◆ WHAT YOU ARE ASKED TO DO ◆
Return the listing below in full, with every line exactly as it is.
--- Start ENTRIES SHOWN ---
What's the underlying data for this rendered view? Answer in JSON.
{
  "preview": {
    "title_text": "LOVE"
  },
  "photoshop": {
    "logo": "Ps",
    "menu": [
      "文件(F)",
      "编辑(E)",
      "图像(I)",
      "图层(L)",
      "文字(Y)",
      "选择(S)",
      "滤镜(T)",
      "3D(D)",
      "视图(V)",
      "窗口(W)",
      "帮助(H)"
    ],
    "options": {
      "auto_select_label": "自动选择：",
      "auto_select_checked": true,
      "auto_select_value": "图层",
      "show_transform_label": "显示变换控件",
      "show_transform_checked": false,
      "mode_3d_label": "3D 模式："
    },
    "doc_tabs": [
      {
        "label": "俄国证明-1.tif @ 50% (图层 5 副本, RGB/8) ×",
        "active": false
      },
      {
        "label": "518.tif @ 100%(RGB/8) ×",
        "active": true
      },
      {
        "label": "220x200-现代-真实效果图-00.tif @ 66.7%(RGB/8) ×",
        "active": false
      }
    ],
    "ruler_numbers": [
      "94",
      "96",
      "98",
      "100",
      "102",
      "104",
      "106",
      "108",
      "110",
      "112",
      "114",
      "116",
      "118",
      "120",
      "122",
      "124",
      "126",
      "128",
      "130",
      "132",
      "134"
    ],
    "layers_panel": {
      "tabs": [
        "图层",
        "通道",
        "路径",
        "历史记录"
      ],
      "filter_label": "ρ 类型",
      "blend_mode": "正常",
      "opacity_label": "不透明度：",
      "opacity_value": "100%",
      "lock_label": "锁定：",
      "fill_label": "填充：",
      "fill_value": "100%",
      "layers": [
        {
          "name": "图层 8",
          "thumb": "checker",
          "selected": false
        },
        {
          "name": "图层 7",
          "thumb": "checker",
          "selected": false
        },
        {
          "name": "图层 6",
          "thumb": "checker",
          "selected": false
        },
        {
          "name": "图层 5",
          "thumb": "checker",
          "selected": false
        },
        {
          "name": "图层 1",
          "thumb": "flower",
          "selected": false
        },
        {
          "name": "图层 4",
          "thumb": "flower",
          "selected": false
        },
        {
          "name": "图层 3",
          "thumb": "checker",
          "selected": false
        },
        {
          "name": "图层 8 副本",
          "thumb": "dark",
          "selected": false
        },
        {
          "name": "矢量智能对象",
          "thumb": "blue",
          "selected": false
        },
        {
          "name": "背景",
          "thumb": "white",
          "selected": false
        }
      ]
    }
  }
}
--- End ENTRIES SHOWN ---
◆ TASK RESPONSE ◆
What's the underlying data for this rendered view? Answer in JSON.
{
  "preview": {
    "title_text": "LOVE"
  },
  "photoshop": {
    "logo": "Ps",
    "menu": [
      "文件(F)",
      "编辑(E)",
      "图像(I)",
      "图层(L)",
      "文字(Y)",
      "选择(S)",
      "滤镜(T)",
      "3D(D)",
      "视图(V)",
      "窗口(W)",
      "帮助(H)"
    ],
    "options": {
      "auto_select_label": "自动选择：",
      "auto_select_checked": true,
      "auto_select_value": "图层",
      "show_transform_label": "显示变换控件",
      "show_transform_checked": false,
      "mode_3d_label": "3D 模式："
    },
    "doc_tabs": [
      {
        "label": "俄国证明-1.tif @ 50% (图层 5 副本, RGB/8) ×",
        "active": false
      },
      {
        "label": "518.tif @ 100%(RGB/8) ×",
        "active": true
      },
      {
        "label": "220x200-现代-真实效果图-00.tif @ 66.7%(RGB/8) ×",
        "active": false
      }
    ],
    "ruler_numbers": [
      "94",
      "96",
      "98",
      "100",
      "102",
      "104",
      "106",
      "108",
      "110",
      "112",
      "114",
      "116",
      "118",
      "120",
      "122",
      "124",
      "126",
      "128",
      "130",
      "132",
      "134"
    ],
    "layers_panel": {
      "tabs": [
        "图层",
        "通道",
        "路径",
        "历史记录"
      ],
      "filter_label": "ρ 类型",
      "blend_mode": "正常",
      "opacity_label": "不透明度：",
      "opacity_value": "100%",
      "lock_label": "锁定：",
      "fill_label": "填充：",
      "fill_value": "100%",
      "layers": [
        {
          "name": "图层 8",
          "thumb": "checker",
          "selected": false
        },
        {
          "name": "图层 7",
          "thumb": "checker",
          "selected": false
        },
        {
          "name": "图层 6",
          "thumb": "checker",
          "selected": false
        },
        {
          "name": "图层 5",
          "thumb": "checker",
          "selected": false
        },
        {
          "name": "图层 1",
          "thumb": "flower",
          "selected": false
        },
        {
          "name": "图层 4",
          "thumb": "flower",
          "selected": false
        },
        {
          "name": "图层 3",
          "thumb": "checker",
          "selected": false
        },
        {
          "name": "图层 8 副本",
          "thumb": "dark",
          "selected": false
        },
        {
          "name": "矢量智能对象",
          "thumb": "blue",
          "selected": false
        },
        {
          "name": "背景",
          "thumb": "white",
          "selected": false
        }
      ]
    }
  }
}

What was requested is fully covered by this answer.